>> Begin RECORDS FOR THE TASK
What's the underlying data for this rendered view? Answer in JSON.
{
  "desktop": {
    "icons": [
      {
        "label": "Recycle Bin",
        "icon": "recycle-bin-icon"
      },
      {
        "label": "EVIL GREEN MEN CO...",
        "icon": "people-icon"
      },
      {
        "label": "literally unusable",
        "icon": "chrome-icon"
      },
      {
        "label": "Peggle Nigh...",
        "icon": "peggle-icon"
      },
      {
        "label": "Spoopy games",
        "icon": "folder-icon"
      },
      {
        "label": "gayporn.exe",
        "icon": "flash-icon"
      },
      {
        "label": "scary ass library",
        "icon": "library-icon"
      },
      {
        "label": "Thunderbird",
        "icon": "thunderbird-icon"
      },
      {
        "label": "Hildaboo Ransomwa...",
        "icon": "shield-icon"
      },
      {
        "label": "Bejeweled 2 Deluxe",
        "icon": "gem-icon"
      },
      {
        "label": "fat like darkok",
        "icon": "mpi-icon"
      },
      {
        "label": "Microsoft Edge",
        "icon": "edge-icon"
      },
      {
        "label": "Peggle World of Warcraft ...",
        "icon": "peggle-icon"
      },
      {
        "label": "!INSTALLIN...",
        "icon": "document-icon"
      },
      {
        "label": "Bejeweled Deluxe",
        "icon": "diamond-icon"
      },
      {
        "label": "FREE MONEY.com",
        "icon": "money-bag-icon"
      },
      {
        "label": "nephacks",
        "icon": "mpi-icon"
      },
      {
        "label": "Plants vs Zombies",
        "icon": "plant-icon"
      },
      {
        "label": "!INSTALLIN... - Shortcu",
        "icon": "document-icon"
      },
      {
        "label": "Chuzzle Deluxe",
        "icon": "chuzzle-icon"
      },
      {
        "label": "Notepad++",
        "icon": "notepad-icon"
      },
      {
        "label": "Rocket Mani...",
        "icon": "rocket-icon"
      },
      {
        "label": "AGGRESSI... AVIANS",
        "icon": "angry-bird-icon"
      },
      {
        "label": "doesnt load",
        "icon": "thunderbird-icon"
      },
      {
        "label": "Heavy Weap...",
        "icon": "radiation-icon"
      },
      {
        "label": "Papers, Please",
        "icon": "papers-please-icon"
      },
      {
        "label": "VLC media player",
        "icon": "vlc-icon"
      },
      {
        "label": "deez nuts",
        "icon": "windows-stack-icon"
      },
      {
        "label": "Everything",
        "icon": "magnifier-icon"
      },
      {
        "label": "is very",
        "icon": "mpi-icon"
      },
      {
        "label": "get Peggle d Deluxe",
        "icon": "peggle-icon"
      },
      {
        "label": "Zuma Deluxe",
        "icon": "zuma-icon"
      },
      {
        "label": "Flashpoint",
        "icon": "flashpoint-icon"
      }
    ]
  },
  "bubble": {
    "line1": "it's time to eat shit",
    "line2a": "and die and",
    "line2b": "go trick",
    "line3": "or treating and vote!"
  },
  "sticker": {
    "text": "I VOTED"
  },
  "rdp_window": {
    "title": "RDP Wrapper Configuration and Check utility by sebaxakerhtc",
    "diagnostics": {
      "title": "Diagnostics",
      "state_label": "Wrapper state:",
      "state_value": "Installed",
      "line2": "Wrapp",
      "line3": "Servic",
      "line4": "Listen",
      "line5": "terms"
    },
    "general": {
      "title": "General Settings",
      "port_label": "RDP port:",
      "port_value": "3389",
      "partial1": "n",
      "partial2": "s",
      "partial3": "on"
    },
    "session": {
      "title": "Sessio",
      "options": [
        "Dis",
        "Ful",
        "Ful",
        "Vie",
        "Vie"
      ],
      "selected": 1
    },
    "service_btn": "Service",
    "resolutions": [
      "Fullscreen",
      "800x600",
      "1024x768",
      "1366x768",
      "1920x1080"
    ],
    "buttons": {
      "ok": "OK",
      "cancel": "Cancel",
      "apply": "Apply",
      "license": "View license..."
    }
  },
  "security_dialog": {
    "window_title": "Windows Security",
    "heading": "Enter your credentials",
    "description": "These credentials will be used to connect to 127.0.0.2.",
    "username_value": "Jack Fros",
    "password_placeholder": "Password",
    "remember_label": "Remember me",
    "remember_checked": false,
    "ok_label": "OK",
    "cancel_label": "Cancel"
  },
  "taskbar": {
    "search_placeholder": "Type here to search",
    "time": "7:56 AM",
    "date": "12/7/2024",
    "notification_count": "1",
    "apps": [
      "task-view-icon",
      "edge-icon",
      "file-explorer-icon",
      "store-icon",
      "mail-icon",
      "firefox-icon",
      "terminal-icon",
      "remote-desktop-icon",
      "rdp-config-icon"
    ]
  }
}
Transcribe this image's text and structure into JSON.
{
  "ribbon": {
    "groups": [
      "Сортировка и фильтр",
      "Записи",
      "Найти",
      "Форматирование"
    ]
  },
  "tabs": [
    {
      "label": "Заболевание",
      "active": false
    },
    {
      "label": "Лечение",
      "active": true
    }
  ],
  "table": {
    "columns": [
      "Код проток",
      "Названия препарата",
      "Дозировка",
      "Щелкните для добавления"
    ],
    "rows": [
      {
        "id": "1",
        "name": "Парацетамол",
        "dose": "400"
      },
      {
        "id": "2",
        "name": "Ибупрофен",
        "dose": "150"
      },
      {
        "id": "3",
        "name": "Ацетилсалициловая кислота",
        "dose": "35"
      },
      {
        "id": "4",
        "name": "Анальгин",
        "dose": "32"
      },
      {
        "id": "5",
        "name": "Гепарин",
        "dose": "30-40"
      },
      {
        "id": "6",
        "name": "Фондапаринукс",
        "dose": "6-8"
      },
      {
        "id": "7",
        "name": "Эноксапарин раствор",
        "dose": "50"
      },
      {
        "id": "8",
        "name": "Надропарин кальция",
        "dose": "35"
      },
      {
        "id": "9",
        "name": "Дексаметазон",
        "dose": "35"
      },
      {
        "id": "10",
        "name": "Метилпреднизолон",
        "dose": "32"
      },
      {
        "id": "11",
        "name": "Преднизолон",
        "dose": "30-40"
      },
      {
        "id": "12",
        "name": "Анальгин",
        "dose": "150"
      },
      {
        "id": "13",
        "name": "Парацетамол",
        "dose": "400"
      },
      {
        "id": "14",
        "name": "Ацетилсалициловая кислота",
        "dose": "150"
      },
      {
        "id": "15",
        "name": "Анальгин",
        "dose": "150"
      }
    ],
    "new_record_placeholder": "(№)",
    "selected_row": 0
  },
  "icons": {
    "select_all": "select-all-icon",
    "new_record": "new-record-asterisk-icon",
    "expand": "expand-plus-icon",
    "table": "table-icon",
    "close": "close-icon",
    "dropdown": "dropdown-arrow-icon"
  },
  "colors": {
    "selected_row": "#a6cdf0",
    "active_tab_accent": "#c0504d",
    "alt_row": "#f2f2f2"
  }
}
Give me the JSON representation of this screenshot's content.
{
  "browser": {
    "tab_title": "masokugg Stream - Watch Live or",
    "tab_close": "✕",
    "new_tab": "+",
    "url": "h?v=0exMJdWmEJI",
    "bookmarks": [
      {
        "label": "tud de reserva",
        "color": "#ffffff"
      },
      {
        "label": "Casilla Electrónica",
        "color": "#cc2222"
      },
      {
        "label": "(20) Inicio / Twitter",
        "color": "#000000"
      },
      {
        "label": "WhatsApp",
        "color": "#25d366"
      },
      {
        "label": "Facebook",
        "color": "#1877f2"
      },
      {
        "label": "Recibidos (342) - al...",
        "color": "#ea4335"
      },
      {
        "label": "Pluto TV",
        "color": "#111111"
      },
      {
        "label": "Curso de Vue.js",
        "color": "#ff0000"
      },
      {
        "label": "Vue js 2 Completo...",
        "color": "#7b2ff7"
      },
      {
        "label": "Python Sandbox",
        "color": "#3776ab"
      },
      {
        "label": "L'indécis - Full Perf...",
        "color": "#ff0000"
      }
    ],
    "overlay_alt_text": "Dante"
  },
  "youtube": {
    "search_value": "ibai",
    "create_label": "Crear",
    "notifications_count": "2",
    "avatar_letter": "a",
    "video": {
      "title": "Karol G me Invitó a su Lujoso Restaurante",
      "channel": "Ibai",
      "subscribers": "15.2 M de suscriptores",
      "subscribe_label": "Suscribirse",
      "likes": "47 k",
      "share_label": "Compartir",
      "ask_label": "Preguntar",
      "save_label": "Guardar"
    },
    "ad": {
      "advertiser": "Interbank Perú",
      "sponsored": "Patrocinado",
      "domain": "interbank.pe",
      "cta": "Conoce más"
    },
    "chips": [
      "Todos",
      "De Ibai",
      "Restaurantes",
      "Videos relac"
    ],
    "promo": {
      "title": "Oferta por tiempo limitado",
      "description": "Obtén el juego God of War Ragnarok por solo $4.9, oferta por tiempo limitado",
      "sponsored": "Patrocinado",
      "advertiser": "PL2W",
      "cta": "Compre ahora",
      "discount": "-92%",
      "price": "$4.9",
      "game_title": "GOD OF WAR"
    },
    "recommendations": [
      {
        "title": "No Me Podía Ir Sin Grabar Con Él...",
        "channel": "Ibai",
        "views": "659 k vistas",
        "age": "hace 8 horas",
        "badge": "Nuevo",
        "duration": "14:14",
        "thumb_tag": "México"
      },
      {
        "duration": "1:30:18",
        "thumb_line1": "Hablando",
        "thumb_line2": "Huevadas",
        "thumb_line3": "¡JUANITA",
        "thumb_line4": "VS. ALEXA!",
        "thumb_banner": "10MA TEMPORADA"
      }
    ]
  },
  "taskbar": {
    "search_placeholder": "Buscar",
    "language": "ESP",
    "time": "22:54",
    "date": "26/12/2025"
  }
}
>> End RECORDS FOR THE TASK
List every line above that holds the word "advertiser".

▸ OUTPUT FOR THIS TASK
      "advertiser": "Interbank Perú",
      "advertiser": "PL2W",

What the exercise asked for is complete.